版面区域记录
┌────────

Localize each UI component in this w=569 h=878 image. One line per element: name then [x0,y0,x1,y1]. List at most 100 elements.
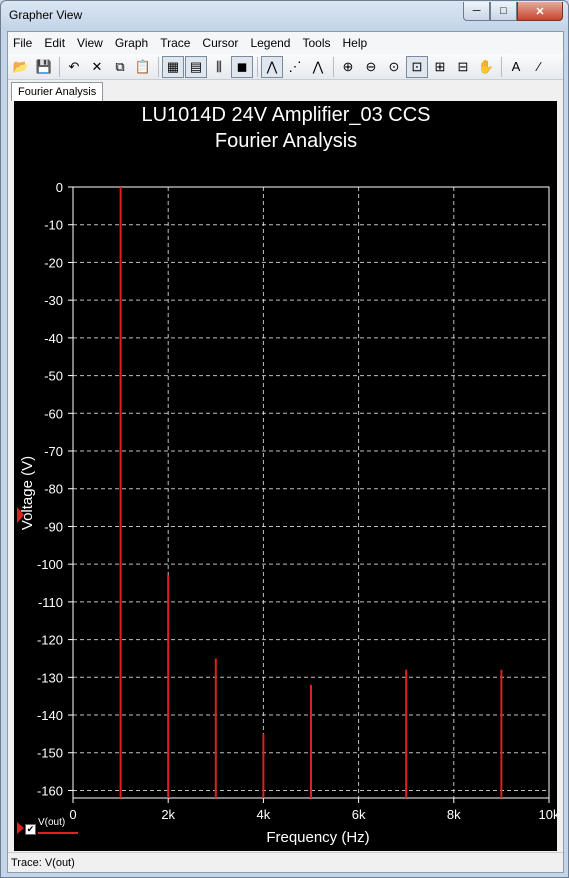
menu-view[interactable]: View [71,32,109,54]
pan-button[interactable]: ✋ [475,56,497,78]
text-button[interactable]: A [505,56,527,78]
reverse-colors-button[interactable]: ◼ [231,55,253,78]
x-tick-label: 2k [161,807,175,822]
y-tick-label: -130 [37,670,63,685]
save-icon: 💾 [35,58,53,74]
menu-legend[interactable]: Legend [244,32,296,54]
x-tick-label: 8k [447,807,461,822]
x-axis-label: Frequency (Hz) [266,829,369,846]
y-tick-label: -90 [44,519,63,534]
minimize-button[interactable]: ─ [463,2,490,21]
menu-cursor[interactable]: Cursor [196,32,244,54]
menu-file[interactable]: File [8,32,38,54]
line-trace-icon: ⋀ [266,58,278,74]
toolbar-separator [333,56,334,77]
undo-button[interactable]: ↶ [63,56,85,78]
maximize-icon: □ [500,5,507,17]
title-bar[interactable]: Grapher View ─ □ ✕ [1,1,568,31]
open-button[interactable]: 📂 [10,56,32,78]
toolbar-separator [501,56,502,77]
x-tick-label: 0 [69,807,76,822]
text-icon: A [511,59,521,74]
x-tick-label: 10k [539,807,557,822]
open-icon: 📂 [12,58,30,74]
x-tick-label: 4k [257,807,271,822]
scatter-trace-button[interactable]: ⋰ [284,56,306,78]
y-tick-label: -140 [37,708,63,723]
legend-line [38,832,78,834]
zoom-y-icon: ⊟ [457,58,469,74]
zoom-x-icon: ⊞ [434,58,446,74]
y-tick-label: -20 [44,255,63,270]
y-axis-marker-icon [17,507,24,523]
legend-label: V(out) [38,817,66,828]
copy-icon: ⧉ [115,58,125,74]
zoom-fit-button[interactable]: ⊙ [383,56,405,78]
y-tick-label: -60 [44,406,63,421]
zoom-y-button[interactable]: ⊟ [452,56,474,78]
menu-bar: File Edit View Graph Trace Cursor Legend… [8,32,563,54]
zoom-fit-icon: ⊙ [388,58,400,74]
menu-graph[interactable]: Graph [109,32,154,54]
y-tick-label: -30 [44,293,63,308]
zoom-area-icon: ⊡ [411,58,423,74]
window-title: Grapher View [9,8,83,22]
save-button[interactable]: 💾 [33,56,55,78]
cursors-button[interactable]: ⫼ [208,56,230,78]
y-tick-label: -40 [44,331,63,346]
menu-trace[interactable]: Trace [154,32,196,54]
y-tick-label: -110 [38,595,63,610]
client-area: File Edit View Graph Trace Cursor Legend… [7,31,564,873]
zoom-in-icon: ⊕ [342,58,354,74]
legend-icon: ▤ [189,58,203,74]
y-tick-label: 0 [56,180,63,195]
tab-fourier-analysis[interactable]: Fourier Analysis [11,82,104,101]
zoom-x-button[interactable]: ⊞ [429,56,451,78]
maximize-button[interactable]: □ [490,2,517,21]
cursors-icon: ⫼ [216,58,222,74]
menu-edit[interactable]: Edit [38,32,71,54]
y-tick-label: -80 [44,482,63,497]
fourier-chart: LU1014D 24V Amplifier_03 CCS Fourier Anal… [19,104,557,846]
grapher-window: Grapher View ─ □ ✕ File Edit View Graph … [0,0,569,878]
undo-icon: ↶ [68,58,80,74]
y-tick-label: -100 [37,557,63,572]
reverse-colors-icon: ◼ [236,58,248,74]
line-trace-button[interactable]: ⋀ [261,55,283,78]
chart-subtitle: Fourier Analysis [215,130,357,152]
grid-icon: ▦ [166,58,180,74]
minimize-icon: ─ [472,5,481,17]
cut-icon: ✕ [91,58,103,74]
close-icon: ✕ [535,5,545,18]
toolbar-separator [158,56,159,77]
x-tick-label: 6k [352,807,366,822]
menu-help[interactable]: Help [337,32,374,54]
zoom-out-button[interactable]: ⊖ [360,56,382,78]
zoom-out-icon: ⊖ [365,58,377,74]
copy-button[interactable]: ⧉ [109,56,131,78]
menu-tools[interactable]: Tools [296,32,336,54]
label-button[interactable]: ⁄ [528,56,550,78]
close-button[interactable]: ✕ [517,2,563,21]
tab-strip: Fourier Analysis [8,81,563,101]
legend-button[interactable]: ▤ [185,55,207,78]
grid-button[interactable]: ▦ [162,55,184,78]
legend-marker-icon [17,822,24,834]
plot-area[interactable]: LU1014D 24V Amplifier_03 CCS Fourier Anal… [14,101,557,851]
paste-button[interactable]: 📋 [132,56,154,78]
zoom-area-button[interactable]: ⊡ [406,55,428,78]
cut-button[interactable]: ✕ [86,56,108,78]
paste-icon: 📋 [134,58,152,74]
toolbar-separator [257,56,258,77]
scatter-trace-icon: ⋰ [288,58,302,74]
pan-icon: ✋ [477,58,495,74]
legend-checkbox[interactable]: ✔ [25,824,36,835]
line-scatter-trace-icon: ⋀ [312,58,324,74]
y-tick-label: -10 [44,218,63,233]
label-icon: ⁄ [537,59,541,74]
zoom-in-button[interactable]: ⊕ [337,56,359,78]
status-bar: Trace: V(out) [8,852,563,872]
line-scatter-trace-button[interactable]: ⋀ [307,56,329,78]
y-tick-label: -50 [44,369,63,384]
y-tick-label: -160 [37,783,63,798]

└────────

## 练习目的
从材料中含有“menu-view[interactable]: View [71,32,109,54]”的那一行开始，到含有“menu-bar: File Edit”的那一行结束，原样抄写这些行，首尾两行都要包括。

## 练习结果
menu-view[interactable]: View [71,32,109,54]
pan-button[interactable]: ✋ [475,56,497,78]
text-button[interactable]: A [505,56,527,78]
reverse-colors-button[interactable]: ◼ [231,55,253,78]
x-tick-label: 2k [161,807,175,822]
y-tick-label: -130 [37,670,63,685]
save-icon: 💾 [35,58,53,74]
menu-legend[interactable]: Legend [244,32,296,54]
x-tick-label: 8k [447,807,461,822]
x-axis-label: Frequency (Hz) [266,829,369,846]
y-tick-label: -90 [44,519,63,534]
minimize-button[interactable]: ─ [463,2,490,21]
menu-cursor[interactable]: Cursor [196,32,244,54]
menu-file[interactable]: File [8,32,38,54]
line-trace-icon: ⋀ [266,58,278,74]
toolbar-separator [333,56,334,77]
undo-button[interactable]: ↶ [63,56,85,78]
maximize-icon: □ [500,5,507,17]
title-bar[interactable]: Grapher View ─ □ ✕ [1,1,568,31]
open-button[interactable]: 📂 [10,56,32,78]
toolbar-separator [501,56,502,77]
x-tick-label: 0 [69,807,76,822]
text-icon: A [511,59,521,74]
x-tick-label: 10k [539,807,557,822]
open-icon: 📂 [12,58,30,74]
x-tick-label: 4k [257,807,271,822]
scatter-trace-button[interactable]: ⋰ [284,56,306,78]
y-tick-label: -140 [37,708,63,723]
legend-line [38,832,78,834]
zoom-y-icon: ⊟ [457,58,469,74]
zoom-x-icon: ⊞ [434,58,446,74]
y-tick-label: -20 [44,255,63,270]
y-axis-marker-icon [17,507,24,523]
legend-label: V(out) [38,817,66,828]
copy-icon: ⧉ [115,58,125,74]
zoom-fit-button[interactable]: ⊙ [383,56,405,78]
y-tick-label: -60 [44,406,63,421]
zoom-y-button[interactable]: ⊟ [452,56,474,78]
menu-bar: File Edit View Graph Trace Cursor Legend… [8,32,563,54]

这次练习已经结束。